== WORK TO DO ==
Return all of the data exactly, with nothing left out but the pictures.

Figure data in JSON

%%

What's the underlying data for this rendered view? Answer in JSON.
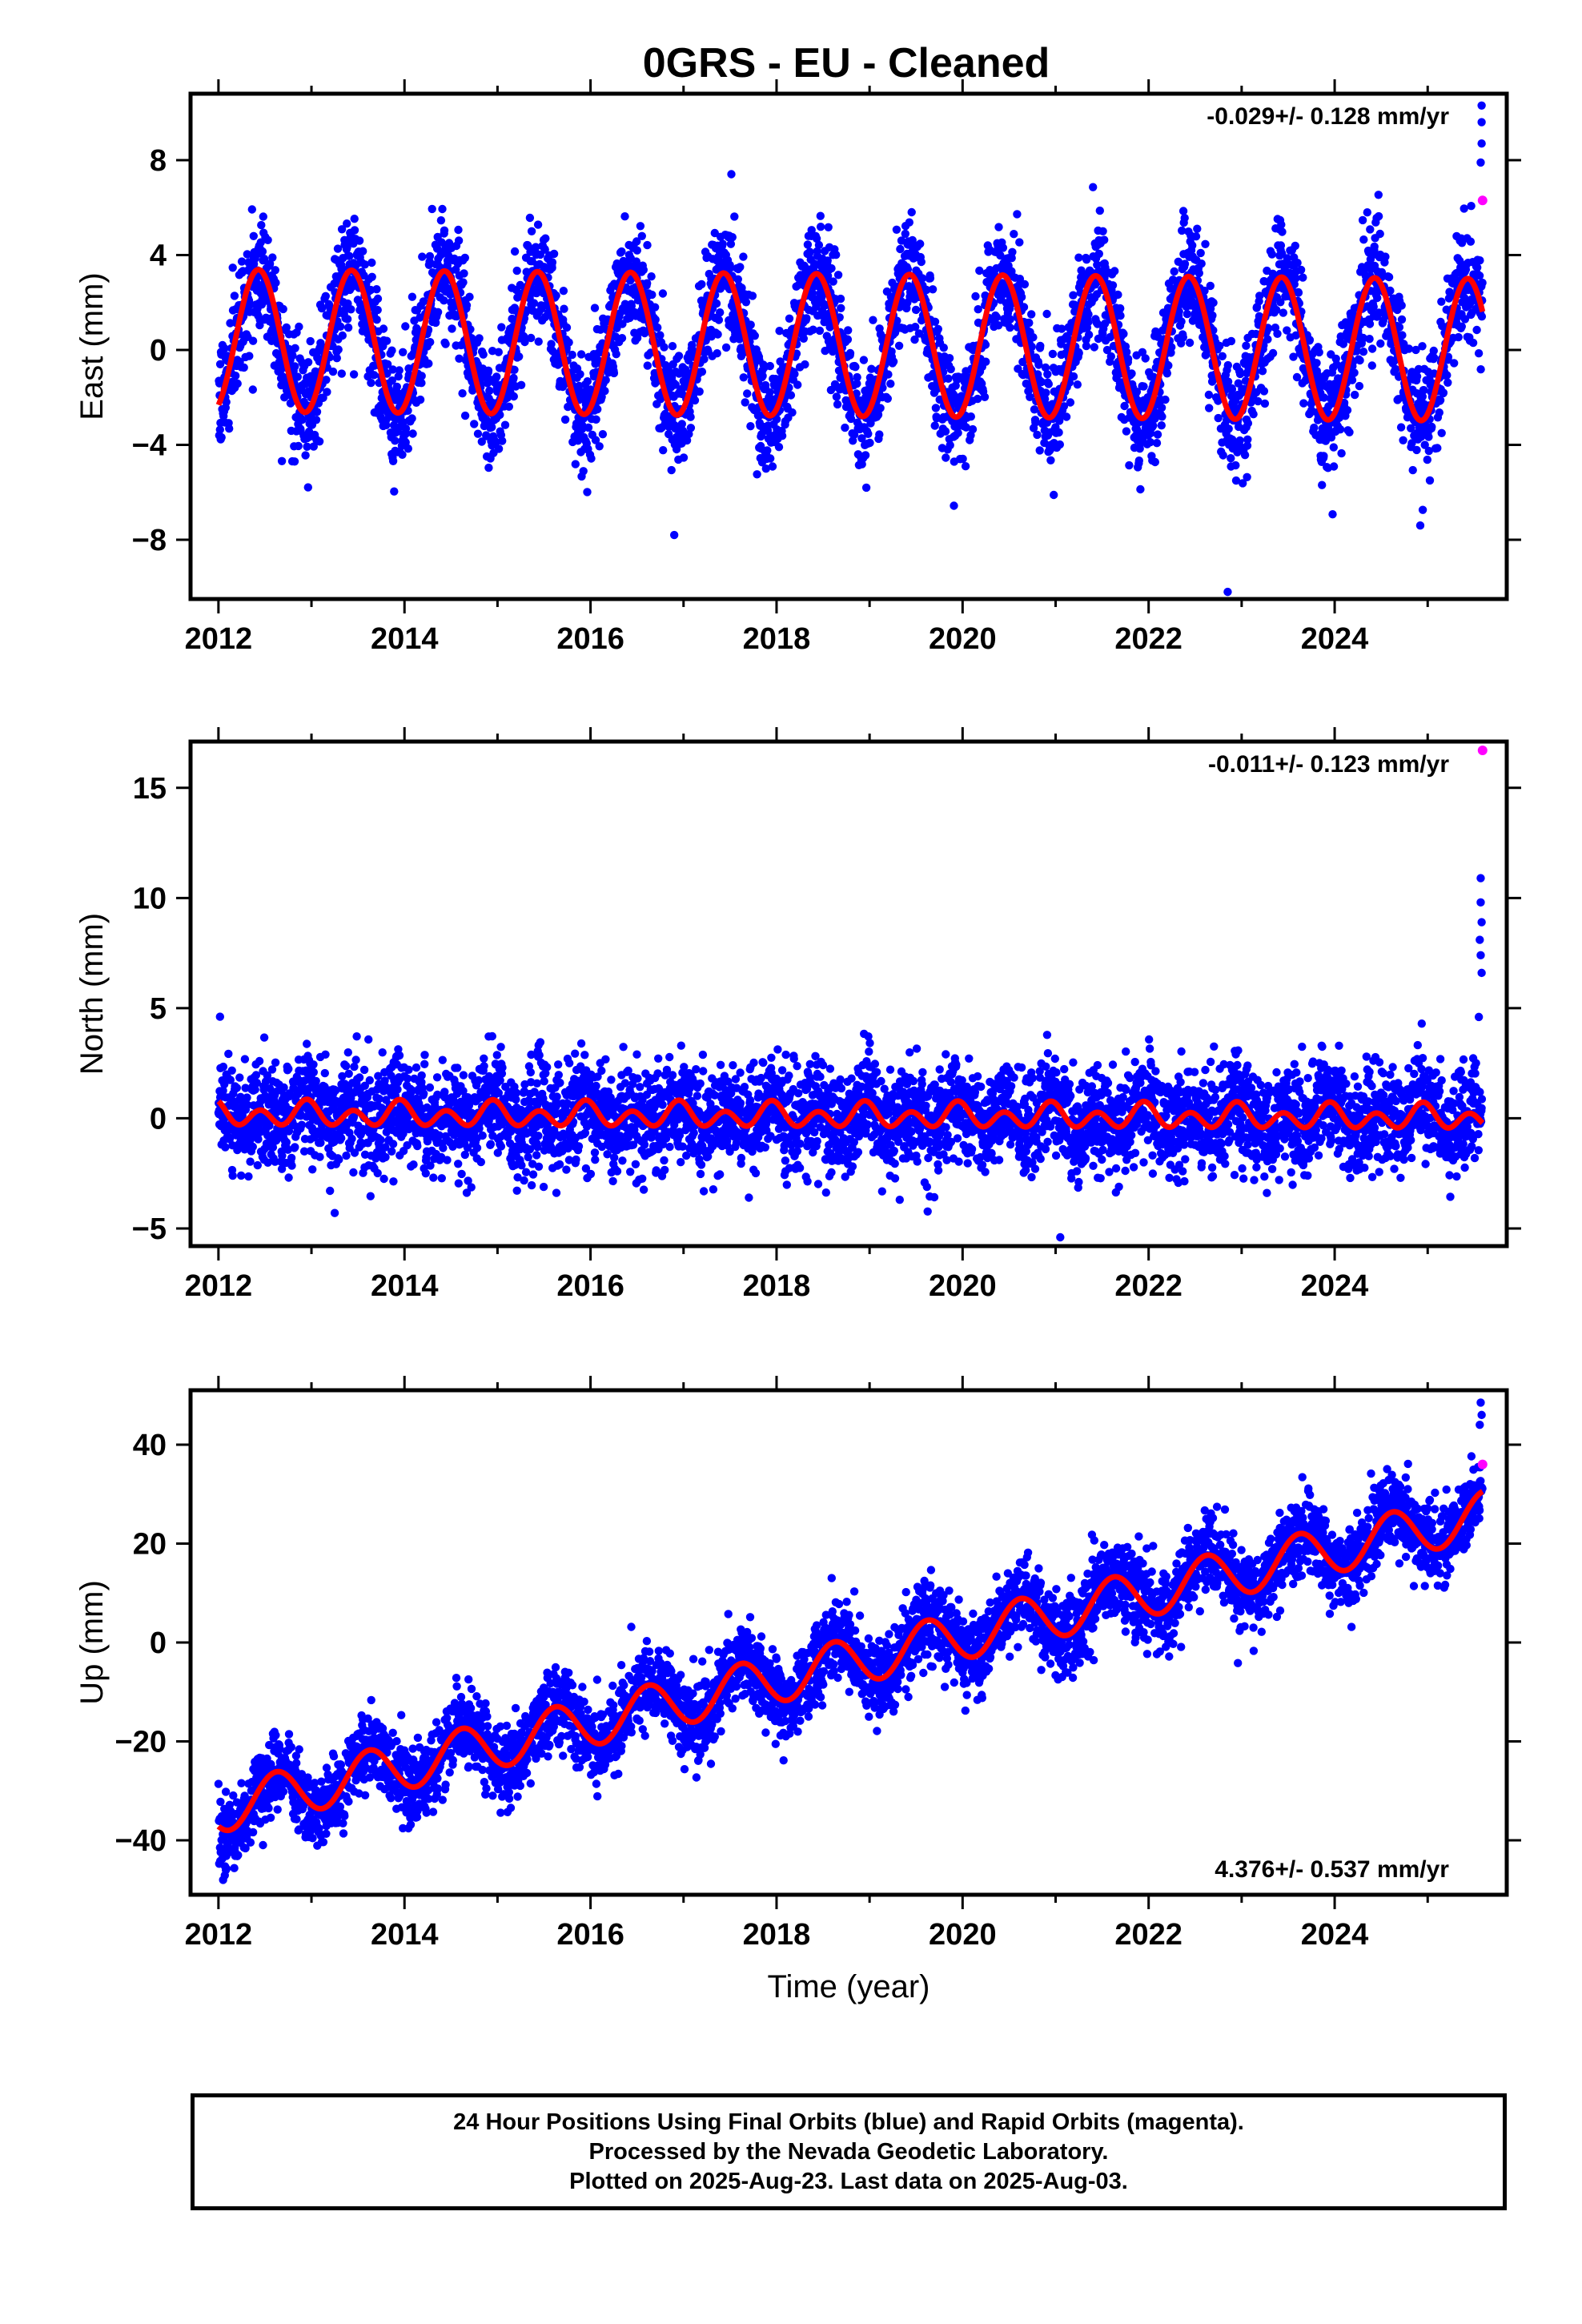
{
  "title": "0GRS  - EU - Cleaned",
  "colors": {
    "data": "#0000ff",
    "rapid": "#ff00ff",
    "model": "#ff0000",
    "frame": "#000000"
  },
  "chart_data": [
    {
      "type": "scatter",
      "component": "east",
      "ylabel": "East (mm)",
      "xlabel": "",
      "xlim": [
        2011.7,
        2025.85
      ],
      "ylim": [
        -10.5,
        10.8
      ],
      "xticks": [
        2012,
        2014,
        2016,
        2018,
        2020,
        2022,
        2024
      ],
      "yticks": [
        -8,
        -4,
        0,
        4,
        8
      ],
      "ytick_labels": [
        "−8",
        "−4",
        "0",
        "4",
        "8"
      ],
      "rate_text": "-0.029+/- 0.128 mm/yr",
      "rate_position": "top-right",
      "model": {
        "name": "",
        "offset": 0.2,
        "rate": -0.029,
        "t0": 2018.8,
        "annual_amp": 3.0,
        "annual_phase_peak": 0.43,
        "semiannual_amp": 0.0,
        "semiannual_phase_peak": 0.0,
        "start": 2012.0,
        "end": 2025.59
      },
      "scatter": {
        "start": 2012.0,
        "end": 2025.59,
        "noise_sd": 1.2
      },
      "rapid_points": [
        {
          "x": 2025.59,
          "y": 6.3
        }
      ],
      "outliers": [
        {
          "x": 2022.85,
          "y": -10.2
        },
        {
          "x": 2016.9,
          "y": -7.8
        },
        {
          "x": 2025.58,
          "y": 10.3
        },
        {
          "x": 2025.58,
          "y": 9.6
        },
        {
          "x": 2025.58,
          "y": 8.7
        },
        {
          "x": 2025.57,
          "y": 7.9
        },
        {
          "x": 2024.92,
          "y": -7.4
        }
      ]
    },
    {
      "type": "scatter",
      "component": "north",
      "ylabel": "North (mm)",
      "xlabel": "",
      "xlim": [
        2011.7,
        2025.85
      ],
      "ylim": [
        -5.8,
        17.1
      ],
      "xticks": [
        2012,
        2014,
        2016,
        2018,
        2020,
        2022,
        2024
      ],
      "yticks": [
        -5,
        0,
        5,
        10,
        15
      ],
      "ytick_labels": [
        "−5",
        "0",
        "5",
        "10",
        "15"
      ],
      "rate_text": "-0.011+/- 0.123 mm/yr",
      "rate_position": "top-right",
      "model": {
        "name": "",
        "offset": 0.1,
        "rate": -0.011,
        "t0": 2018.8,
        "annual_amp": 0.25,
        "annual_phase_peak": 0.95,
        "semiannual_amp": 0.45,
        "semiannual_phase_peak": 0.45,
        "start": 2012.0,
        "end": 2025.59
      },
      "scatter": {
        "start": 2012.0,
        "end": 2025.59,
        "noise_sd": 1.15
      },
      "rapid_points": [
        {
          "x": 2025.59,
          "y": 16.7
        }
      ],
      "outliers": [
        {
          "x": 2025.57,
          "y": 10.9
        },
        {
          "x": 2025.57,
          "y": 9.8
        },
        {
          "x": 2025.58,
          "y": 8.9
        },
        {
          "x": 2025.56,
          "y": 8.1
        },
        {
          "x": 2025.57,
          "y": 7.4
        },
        {
          "x": 2025.58,
          "y": 6.6
        },
        {
          "x": 2025.55,
          "y": 4.6
        },
        {
          "x": 2021.05,
          "y": -5.4
        },
        {
          "x": 2013.25,
          "y": -4.3
        }
      ]
    },
    {
      "type": "scatter",
      "component": "up",
      "ylabel": "Up (mm)",
      "xlabel": "Time (year)",
      "xlim": [
        2011.7,
        2025.85
      ],
      "ylim": [
        -51,
        51
      ],
      "xticks": [
        2012,
        2014,
        2016,
        2018,
        2020,
        2022,
        2024
      ],
      "yticks": [
        -40,
        -20,
        0,
        20,
        40
      ],
      "ytick_labels": [
        "−40",
        "−20",
        "0",
        "20",
        "40"
      ],
      "rate_text": "4.376+/- 0.537 mm/yr",
      "rate_position": "bottom-right",
      "model": {
        "name": "",
        "offset": -3.9,
        "rate": 4.376,
        "t0": 2018.8,
        "annual_amp": 4.8,
        "annual_phase_peak": 0.62,
        "semiannual_amp": 0.0,
        "semiannual_phase_peak": 0.0,
        "start": 2012.0,
        "end": 2025.59
      },
      "scatter": {
        "start": 2012.0,
        "end": 2025.59,
        "noise_sd": 4.0
      },
      "rapid_points": [
        {
          "x": 2025.59,
          "y": 36.0
        }
      ],
      "outliers": [
        {
          "x": 2012.05,
          "y": -48.0
        },
        {
          "x": 2012.08,
          "y": -46.0
        },
        {
          "x": 2025.57,
          "y": 48.5
        },
        {
          "x": 2025.58,
          "y": 46.0
        },
        {
          "x": 2025.56,
          "y": 44.0
        }
      ]
    }
  ],
  "caption": {
    "line1": "24 Hour Positions Using Final Orbits (blue) and Rapid Orbits (magenta).",
    "line2": "Processed by the Nevada Geodetic Laboratory.",
    "line3": "Plotted on 2025-Aug-23. Last data on 2025-Aug-03."
  }
}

%%

== RESULT FOR THIS TASK ==
What's the underlying data for this rendered view? Answer in JSON.
{
  "title": "0GRS  - EU - Cleaned",
  "colors": {
    "data": "#0000ff",
    "rapid": "#ff00ff",
    "model": "#ff0000",
    "frame": "#000000"
  },
  "chart_data": [
    {
      "type": "scatter",
      "component": "east",
      "ylabel": "East (mm)",
      "xlabel": "",
      "xlim": [
        2011.7,
        2025.85
      ],
      "ylim": [
        -10.5,
        10.8
      ],
      "xticks": [
        2012,
        2014,
        2016,
        2018,
        2020,
        2022,
        2024
      ],
      "yticks": [
        -8,
        -4,
        0,
        4,
        8
      ],
      "ytick_labels": [
        "−8",
        "−4",
        "0",
        "4",
        "8"
      ],
      "rate_text": "-0.029+/- 0.128 mm/yr",
      "rate_position": "top-right",
      "model": {
        "name": "",
        "offset": 0.2,
        "rate": -0.029,
        "t0": 2018.8,
        "annual_amp": 3.0,
        "annual_phase_peak": 0.43,
        "semiannual_amp": 0.0,
        "semiannual_phase_peak": 0.0,
        "start": 2012.0,
        "end": 2025.59
      },
      "scatter": {
        "start": 2012.0,
        "end": 2025.59,
        "noise_sd": 1.2
      },
      "rapid_points": [
        {
          "x": 2025.59,
          "y": 6.3
        }
      ],
      "outliers": [
        {
          "x": 2022.85,
          "y": -10.2
        },
        {
          "x": 2016.9,
          "y": -7.8
        },
        {
          "x": 2025.58,
          "y": 10.3
        },
        {
          "x": 2025.58,
          "y": 9.6
        },
        {
          "x": 2025.58,
          "y": 8.7
        },
        {
          "x": 2025.57,
          "y": 7.9
        },
        {
          "x": 2024.92,
          "y": -7.4
        }
      ]
    },
    {
      "type": "scatter",
      "component": "north",
      "ylabel": "North (mm)",
      "xlabel": "",
      "xlim": [
        2011.7,
        2025.85
      ],
      "ylim": [
        -5.8,
        17.1
      ],
      "xticks": [
        2012,
        2014,
        2016,
        2018,
        2020,
        2022,
        2024
      ],
      "yticks": [
        -5,
        0,
        5,
        10,
        15
      ],
      "ytick_labels": [
        "−5",
        "0",
        "5",
        "10",
        "15"
      ],
      "rate_text": "-0.011+/- 0.123 mm/yr",
      "rate_position": "top-right",
      "model": {
        "name": "",
        "offset": 0.1,
        "rate": -0.011,
        "t0": 2018.8,
        "annual_amp": 0.25,
        "annual_phase_peak": 0.95,
        "semiannual_amp": 0.45,
        "semiannual_phase_peak": 0.45,
        "start": 2012.0,
        "end": 2025.59
      },
      "scatter": {
        "start": 2012.0,
        "end": 2025.59,
        "noise_sd": 1.15
      },
      "rapid_points": [
        {
          "x": 2025.59,
          "y": 16.7
        }
      ],
      "outliers": [
        {
          "x": 2025.57,
          "y": 10.9
        },
        {
          "x": 2025.57,
          "y": 9.8
        },
        {
          "x": 2025.58,
          "y": 8.9
        },
        {
          "x": 2025.56,
          "y": 8.1
        },
        {
          "x": 2025.57,
          "y": 7.4
        },
        {
          "x": 2025.58,
          "y": 6.6
        },
        {
          "x": 2025.55,
          "y": 4.6
        },
        {
          "x": 2021.05,
          "y": -5.4
        },
        {
          "x": 2013.25,
          "y": -4.3
        }
      ]
    },
    {
      "type": "scatter",
      "component": "up",
      "ylabel": "Up (mm)",
      "xlabel": "Time (year)",
      "xlim": [
        2011.7,
        2025.85
      ],
      "ylim": [
        -51,
        51
      ],
      "xticks": [
        2012,
        2014,
        2016,
        2018,
        2020,
        2022,
        2024
      ],
      "yticks": [
        -40,
        -20,
        0,
        20,
        40
      ],
      "ytick_labels": [
        "−40",
        "−20",
        "0",
        "20",
        "40"
      ],
      "rate_text": "4.376+/- 0.537 mm/yr",
      "rate_position": "bottom-right",
      "model": {
        "name": "",
        "offset": -3.9,
        "rate": 4.376,
        "t0": 2018.8,
        "annual_amp": 4.8,
        "annual_phase_peak": 0.62,
        "semiannual_amp": 0.0,
        "semiannual_phase_peak": 0.0,
        "start": 2012.0,
        "end": 2025.59
      },
      "scatter": {
        "start": 2012.0,
        "end": 2025.59,
        "noise_sd": 4.0
      },
      "rapid_points": [
        {
          "x": 2025.59,
          "y": 36.0
        }
      ],
      "outliers": [
        {
          "x": 2012.05,
          "y": -48.0
        },
        {
          "x": 2012.08,
          "y": -46.0
        },
        {
          "x": 2025.57,
          "y": 48.5
        },
        {
          "x": 2025.58,
          "y": 46.0
        },
        {
          "x": 2025.56,
          "y": 44.0
        }
      ]
    }
  ],
  "caption": {
    "line1": "24 Hour Positions Using Final Orbits (blue) and Rapid Orbits (magenta).",
    "line2": "Processed by the Nevada Geodetic Laboratory.",
    "line3": "Plotted on 2025-Aug-23. Last data on 2025-Aug-03."
  }
}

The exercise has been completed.